> [Task objective] Leave out the pictures and repeat every record exactly.

[Figure content listings]
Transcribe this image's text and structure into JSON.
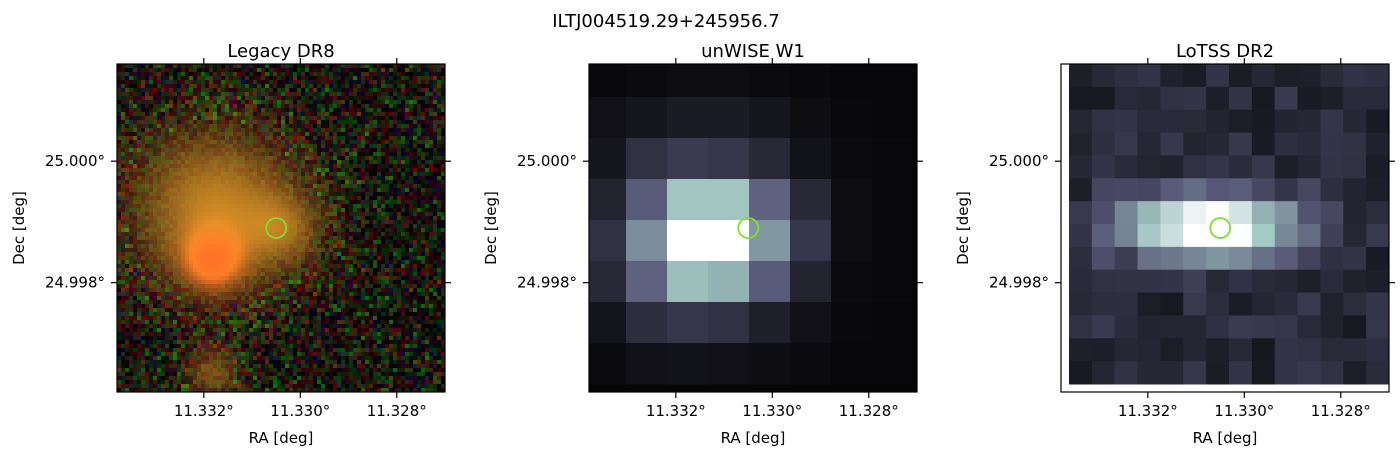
{
  "figure": {
    "suptitle": "ILTJ004519.29+245956.7"
  },
  "chart_data": [
    {
      "type": "heatmap",
      "title": "Legacy DR8",
      "xlabel": "RA [deg]",
      "ylabel": "Dec [deg]",
      "x_ticks": [
        {
          "value": 11.332,
          "label": "11.332°"
        },
        {
          "value": 11.33,
          "label": "11.330°"
        },
        {
          "value": 11.328,
          "label": "11.328°"
        }
      ],
      "y_ticks": [
        {
          "value": 25.0,
          "label": "25.000°"
        },
        {
          "value": 24.998,
          "label": "24.998°"
        }
      ],
      "xlim": [
        11.3338,
        11.327
      ],
      "ylim": [
        24.9962,
        25.0016
      ],
      "colormap": "rgb-composite",
      "marker": {
        "shape": "circle",
        "color": "#7fe032",
        "ra": 11.3305,
        "dec": 24.9989
      }
    },
    {
      "type": "heatmap",
      "title": "unWISE W1",
      "xlabel": "RA [deg]",
      "ylabel": "Dec [deg]",
      "x_ticks": [
        {
          "value": 11.332,
          "label": "11.332°"
        },
        {
          "value": 11.33,
          "label": "11.330°"
        },
        {
          "value": 11.328,
          "label": "11.328°"
        }
      ],
      "y_ticks": [
        {
          "value": 25.0,
          "label": "25.000°"
        },
        {
          "value": 24.998,
          "label": "24.998°"
        }
      ],
      "xlim": [
        11.3338,
        11.327
      ],
      "ylim": [
        24.9962,
        25.0016
      ],
      "colormap": "bone",
      "marker": {
        "shape": "circle",
        "color": "#7fe032",
        "ra": 11.3305,
        "dec": 24.9989
      }
    },
    {
      "type": "heatmap",
      "title": "LoTSS DR2",
      "xlabel": "RA [deg]",
      "ylabel": "Dec [deg]",
      "x_ticks": [
        {
          "value": 11.332,
          "label": "11.332°"
        },
        {
          "value": 11.33,
          "label": "11.330°"
        },
        {
          "value": 11.328,
          "label": "11.328°"
        }
      ],
      "y_ticks": [
        {
          "value": 25.0,
          "label": "25.000°"
        },
        {
          "value": 24.998,
          "label": "24.998°"
        }
      ],
      "xlim": [
        11.3338,
        11.327
      ],
      "ylim": [
        24.9962,
        25.0016
      ],
      "colormap": "bone",
      "marker": {
        "shape": "circle",
        "color": "#7fe032",
        "ra": 11.3305,
        "dec": 24.9989
      }
    }
  ]
}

> [Written solution]
Transcribe this image's text and structure into JSON.
{
  "figure": {
    "suptitle": "ILTJ004519.29+245956.7"
  },
  "chart_data": [
    {
      "type": "heatmap",
      "title": "Legacy DR8",
      "xlabel": "RA [deg]",
      "ylabel": "Dec [deg]",
      "x_ticks": [
        {
          "value": 11.332,
          "label": "11.332°"
        },
        {
          "value": 11.33,
          "label": "11.330°"
        },
        {
          "value": 11.328,
          "label": "11.328°"
        }
      ],
      "y_ticks": [
        {
          "value": 25.0,
          "label": "25.000°"
        },
        {
          "value": 24.998,
          "label": "24.998°"
        }
      ],
      "xlim": [
        11.3338,
        11.327
      ],
      "ylim": [
        24.9962,
        25.0016
      ],
      "colormap": "rgb-composite",
      "marker": {
        "shape": "circle",
        "color": "#7fe032",
        "ra": 11.3305,
        "dec": 24.9989
      }
    },
    {
      "type": "heatmap",
      "title": "unWISE W1",
      "xlabel": "RA [deg]",
      "ylabel": "Dec [deg]",
      "x_ticks": [
        {
          "value": 11.332,
          "label": "11.332°"
        },
        {
          "value": 11.33,
          "label": "11.330°"
        },
        {
          "value": 11.328,
          "label": "11.328°"
        }
      ],
      "y_ticks": [
        {
          "value": 25.0,
          "label": "25.000°"
        },
        {
          "value": 24.998,
          "label": "24.998°"
        }
      ],
      "xlim": [
        11.3338,
        11.327
      ],
      "ylim": [
        24.9962,
        25.0016
      ],
      "colormap": "bone",
      "marker": {
        "shape": "circle",
        "color": "#7fe032",
        "ra": 11.3305,
        "dec": 24.9989
      }
    },
    {
      "type": "heatmap",
      "title": "LoTSS DR2",
      "xlabel": "RA [deg]",
      "ylabel": "Dec [deg]",
      "x_ticks": [
        {
          "value": 11.332,
          "label": "11.332°"
        },
        {
          "value": 11.33,
          "label": "11.330°"
        },
        {
          "value": 11.328,
          "label": "11.328°"
        }
      ],
      "y_ticks": [
        {
          "value": 25.0,
          "label": "25.000°"
        },
        {
          "value": 24.998,
          "label": "24.998°"
        }
      ],
      "xlim": [
        11.3338,
        11.327
      ],
      "ylim": [
        24.9962,
        25.0016
      ],
      "colormap": "bone",
      "marker": {
        "shape": "circle",
        "color": "#7fe032",
        "ra": 11.3305,
        "dec": 24.9989
      }
    }
  ]
}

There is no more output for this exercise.